*** TEXT TO READ

No more new journals, or I'm having your banned!


----------



## Triple Threat (Jul 28, 2006)

P-funk said:
			
		

> Your hiups were high from the start!  I wonder what you could do if you got your hips a little lower?



He'd probably be pulling 700+


----------



## BigDyl (Jul 28, 2006)

Saturday Fever said:
			
		

> DB Flyes
> 4 sets of 6
> 
> Pullovers
> ...




You like disapear and reapear at random times


----------



## Saturday Fever (Jul 28, 2006)

BigDyl said:
			
		

> You like disapear and reapear at random times



Haven't you heard? I'm a know nothing hack. 

I lurk all the time. Mike asks me to help out from time to time and I occassionally drop a few nuggets on Sean and Rocco.


----------



## Saturday Fever (Jul 28, 2006)

Triple Threat said:
			
		

> He'd probably be pulling 700+




Easily. He's pulled 615 I believe and he's always pulled it hamstrings first. I've tried to get lower back work in, thinking his back was dictating the form, but I think his form is a habit at this point. I'm not sure how to coach form over the internet, aside from quoting 100 articles he's already read.

But on the plus side, he doesn't arch or roll his back, so he's not going to hurt himself anytime soon.


----------



## M.J.H. (Jul 28, 2006)

*SF*
Not a problem, bro. I got it done today, awesome session. I absolutely loved doing DB flyes fresh without a heavy press movement first. And the curling technique you gave me was also great, my biceps were screaming. I have pulled 615 conventional which is the most I've ever done, and then 625 sumo style. I've never been able to yank 635 though, and honestly I've never tried. I'm completely out of chalk if you notice in the video the bar is starting to slip a tad.

******
*** RECORD EXTRACTS

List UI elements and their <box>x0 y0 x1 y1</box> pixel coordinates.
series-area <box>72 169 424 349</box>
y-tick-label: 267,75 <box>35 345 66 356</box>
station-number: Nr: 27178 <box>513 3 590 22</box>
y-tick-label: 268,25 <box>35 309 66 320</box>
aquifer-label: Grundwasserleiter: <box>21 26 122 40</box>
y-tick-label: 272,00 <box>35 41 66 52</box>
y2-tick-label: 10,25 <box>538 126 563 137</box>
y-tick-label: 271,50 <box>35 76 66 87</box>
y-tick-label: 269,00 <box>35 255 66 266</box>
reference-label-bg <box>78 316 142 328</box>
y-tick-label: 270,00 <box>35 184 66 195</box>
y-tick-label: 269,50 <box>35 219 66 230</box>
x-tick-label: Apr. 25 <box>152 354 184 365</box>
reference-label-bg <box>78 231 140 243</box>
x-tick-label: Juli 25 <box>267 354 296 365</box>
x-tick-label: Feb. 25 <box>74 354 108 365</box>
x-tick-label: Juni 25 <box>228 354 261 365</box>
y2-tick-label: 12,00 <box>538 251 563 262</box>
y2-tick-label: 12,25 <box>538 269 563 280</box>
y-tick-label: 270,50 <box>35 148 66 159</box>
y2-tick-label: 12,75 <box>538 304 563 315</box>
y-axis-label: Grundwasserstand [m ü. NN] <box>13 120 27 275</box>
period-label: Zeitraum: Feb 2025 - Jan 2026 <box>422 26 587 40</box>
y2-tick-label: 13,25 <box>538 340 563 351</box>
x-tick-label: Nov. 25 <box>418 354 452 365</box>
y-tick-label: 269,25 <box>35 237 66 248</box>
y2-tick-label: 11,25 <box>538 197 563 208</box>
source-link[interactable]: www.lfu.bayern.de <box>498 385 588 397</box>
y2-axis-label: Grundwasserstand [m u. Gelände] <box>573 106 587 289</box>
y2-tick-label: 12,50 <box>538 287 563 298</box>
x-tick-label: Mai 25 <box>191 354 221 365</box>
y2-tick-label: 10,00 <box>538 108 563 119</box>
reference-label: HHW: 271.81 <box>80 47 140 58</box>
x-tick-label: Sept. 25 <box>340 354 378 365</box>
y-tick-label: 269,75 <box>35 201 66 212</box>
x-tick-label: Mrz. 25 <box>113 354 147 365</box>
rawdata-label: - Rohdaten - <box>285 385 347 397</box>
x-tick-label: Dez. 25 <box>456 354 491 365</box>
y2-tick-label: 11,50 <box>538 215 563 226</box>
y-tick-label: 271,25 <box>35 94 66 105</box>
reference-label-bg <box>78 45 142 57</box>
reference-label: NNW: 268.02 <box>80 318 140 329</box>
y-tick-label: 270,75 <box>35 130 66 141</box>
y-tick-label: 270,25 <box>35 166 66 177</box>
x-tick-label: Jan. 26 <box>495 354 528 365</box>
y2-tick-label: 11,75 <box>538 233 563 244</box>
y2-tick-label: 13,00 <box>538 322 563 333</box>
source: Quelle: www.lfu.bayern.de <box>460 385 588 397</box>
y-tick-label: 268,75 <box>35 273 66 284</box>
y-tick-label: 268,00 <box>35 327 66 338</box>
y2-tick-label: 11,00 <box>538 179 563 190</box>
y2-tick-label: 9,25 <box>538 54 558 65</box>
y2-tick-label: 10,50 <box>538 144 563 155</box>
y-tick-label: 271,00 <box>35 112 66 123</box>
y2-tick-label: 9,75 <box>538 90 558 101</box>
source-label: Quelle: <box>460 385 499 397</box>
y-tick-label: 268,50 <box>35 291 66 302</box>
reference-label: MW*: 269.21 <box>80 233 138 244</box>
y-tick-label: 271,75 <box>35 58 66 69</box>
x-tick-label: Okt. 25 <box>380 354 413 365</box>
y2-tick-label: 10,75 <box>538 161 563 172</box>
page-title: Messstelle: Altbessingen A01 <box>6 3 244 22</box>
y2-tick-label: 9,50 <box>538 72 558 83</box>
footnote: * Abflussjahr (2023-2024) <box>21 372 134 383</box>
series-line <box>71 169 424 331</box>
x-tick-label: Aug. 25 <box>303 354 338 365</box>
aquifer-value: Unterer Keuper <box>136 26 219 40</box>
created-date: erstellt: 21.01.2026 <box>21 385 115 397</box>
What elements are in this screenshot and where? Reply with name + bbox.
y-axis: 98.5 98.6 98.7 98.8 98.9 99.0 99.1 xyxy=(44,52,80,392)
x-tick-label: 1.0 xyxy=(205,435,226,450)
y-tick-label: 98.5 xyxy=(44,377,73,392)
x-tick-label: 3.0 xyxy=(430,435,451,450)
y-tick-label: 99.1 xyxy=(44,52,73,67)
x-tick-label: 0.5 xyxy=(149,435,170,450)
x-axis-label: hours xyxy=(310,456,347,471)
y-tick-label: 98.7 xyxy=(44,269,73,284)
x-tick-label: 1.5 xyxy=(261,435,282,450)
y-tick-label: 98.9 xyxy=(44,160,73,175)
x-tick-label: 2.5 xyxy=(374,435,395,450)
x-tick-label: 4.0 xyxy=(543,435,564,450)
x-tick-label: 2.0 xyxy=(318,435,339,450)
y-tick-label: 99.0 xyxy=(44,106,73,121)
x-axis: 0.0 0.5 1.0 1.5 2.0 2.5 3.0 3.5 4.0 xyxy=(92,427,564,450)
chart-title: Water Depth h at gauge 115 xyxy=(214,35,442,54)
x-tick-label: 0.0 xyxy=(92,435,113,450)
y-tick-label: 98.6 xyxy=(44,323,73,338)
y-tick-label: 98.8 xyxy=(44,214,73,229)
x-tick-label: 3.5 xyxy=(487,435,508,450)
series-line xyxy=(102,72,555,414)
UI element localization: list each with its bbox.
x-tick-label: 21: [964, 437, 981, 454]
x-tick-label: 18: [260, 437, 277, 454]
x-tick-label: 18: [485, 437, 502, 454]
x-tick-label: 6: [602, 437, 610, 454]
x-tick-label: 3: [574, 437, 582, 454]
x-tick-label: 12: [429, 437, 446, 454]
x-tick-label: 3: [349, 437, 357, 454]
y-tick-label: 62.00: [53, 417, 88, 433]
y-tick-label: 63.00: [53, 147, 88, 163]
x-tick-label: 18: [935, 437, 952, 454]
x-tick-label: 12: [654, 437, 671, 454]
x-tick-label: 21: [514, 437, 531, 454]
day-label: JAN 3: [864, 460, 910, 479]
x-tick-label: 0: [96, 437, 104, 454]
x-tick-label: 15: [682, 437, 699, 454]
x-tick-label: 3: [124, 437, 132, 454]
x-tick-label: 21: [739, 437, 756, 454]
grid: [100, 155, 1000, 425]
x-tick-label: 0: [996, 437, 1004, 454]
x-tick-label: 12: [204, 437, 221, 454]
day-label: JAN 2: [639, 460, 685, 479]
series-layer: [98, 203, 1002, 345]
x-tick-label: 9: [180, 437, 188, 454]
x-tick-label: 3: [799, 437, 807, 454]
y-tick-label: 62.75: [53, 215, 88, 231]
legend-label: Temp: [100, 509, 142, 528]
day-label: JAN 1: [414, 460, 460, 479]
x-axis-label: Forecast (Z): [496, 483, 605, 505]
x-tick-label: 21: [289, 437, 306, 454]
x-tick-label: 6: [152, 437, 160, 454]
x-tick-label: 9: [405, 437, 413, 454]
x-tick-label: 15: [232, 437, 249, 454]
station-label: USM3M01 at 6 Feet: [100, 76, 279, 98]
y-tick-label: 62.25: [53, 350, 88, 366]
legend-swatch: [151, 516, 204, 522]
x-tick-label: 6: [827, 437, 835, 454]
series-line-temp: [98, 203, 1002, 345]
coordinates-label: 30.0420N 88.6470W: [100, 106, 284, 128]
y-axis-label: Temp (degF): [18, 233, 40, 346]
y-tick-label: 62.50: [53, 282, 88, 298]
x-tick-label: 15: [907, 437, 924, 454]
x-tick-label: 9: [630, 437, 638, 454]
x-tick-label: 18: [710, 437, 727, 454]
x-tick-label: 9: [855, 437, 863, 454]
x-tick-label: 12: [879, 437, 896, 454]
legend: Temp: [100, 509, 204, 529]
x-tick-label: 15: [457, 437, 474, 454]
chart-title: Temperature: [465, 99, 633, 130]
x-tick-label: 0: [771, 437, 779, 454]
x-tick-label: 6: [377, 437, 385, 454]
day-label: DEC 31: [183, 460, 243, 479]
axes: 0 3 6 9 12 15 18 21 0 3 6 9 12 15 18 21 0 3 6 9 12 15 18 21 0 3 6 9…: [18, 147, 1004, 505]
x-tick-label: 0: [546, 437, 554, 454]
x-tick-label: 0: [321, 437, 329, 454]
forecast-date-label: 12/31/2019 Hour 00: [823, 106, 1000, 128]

******

◆ **YOUR INSTRUCTIONS**: Reproduce the entire deadlift forum thread word for word. The lines are separate material and have nothing to do with the thread.

◆ **COMPLETE OUTPUT**:
No more new journals, or I'm having your banned!


----------



## Triple Threat (Jul 28, 2006)

P-funk said:
			
		

> Your hiups were high from the start!  I wonder what you could do if you got your hips a little lower?



He'd probably be pulling 700+


----------



## BigDyl (Jul 28, 2006)

Saturday Fever said:
			
		

> DB Flyes
> 4 sets of 6
> 
> Pullovers
> ...




You like disapear and reapear at random times


----------



## Saturday Fever (Jul 28, 2006)

BigDyl said:
			
		

> You like disapear and reapear at random times



Haven't you heard? I'm a know nothing hack. 

I lurk all the time. Mike asks me to help out from time to time and I occassionally drop a few nuggets on Sean and Rocco.


----------



## Saturday Fever (Jul 28, 2006)

Triple Threat said:
			
		

> He'd probably be pulling 700+




Easily. He's pulled 615 I believe and he's always pulled it hamstrings first. I've tried to get lower back work in, thinking his back was dictating the form, but I think his form is a habit at this point. I'm not sure how to coach form over the internet, aside from quoting 100 articles he's already read.

But on the plus side, he doesn't arch or roll his back, so he's not going to hurt himself anytime soon.


----------



## M.J.H. (Jul 28, 2006)

*SF*
Not a problem, bro. I got it done today, awesome session. I absolutely loved doing DB flyes fresh without a heavy press movement first. And the curling technique you gave me was also great, my biceps were screaming. I have pulled 615 conventional which is the most I've ever done, and then 625 sumo style. I've never been able to yank 635 though, and honestly I've never tried. I'm completely out of chalk if you notice in the video the bar is starting to slip a tad.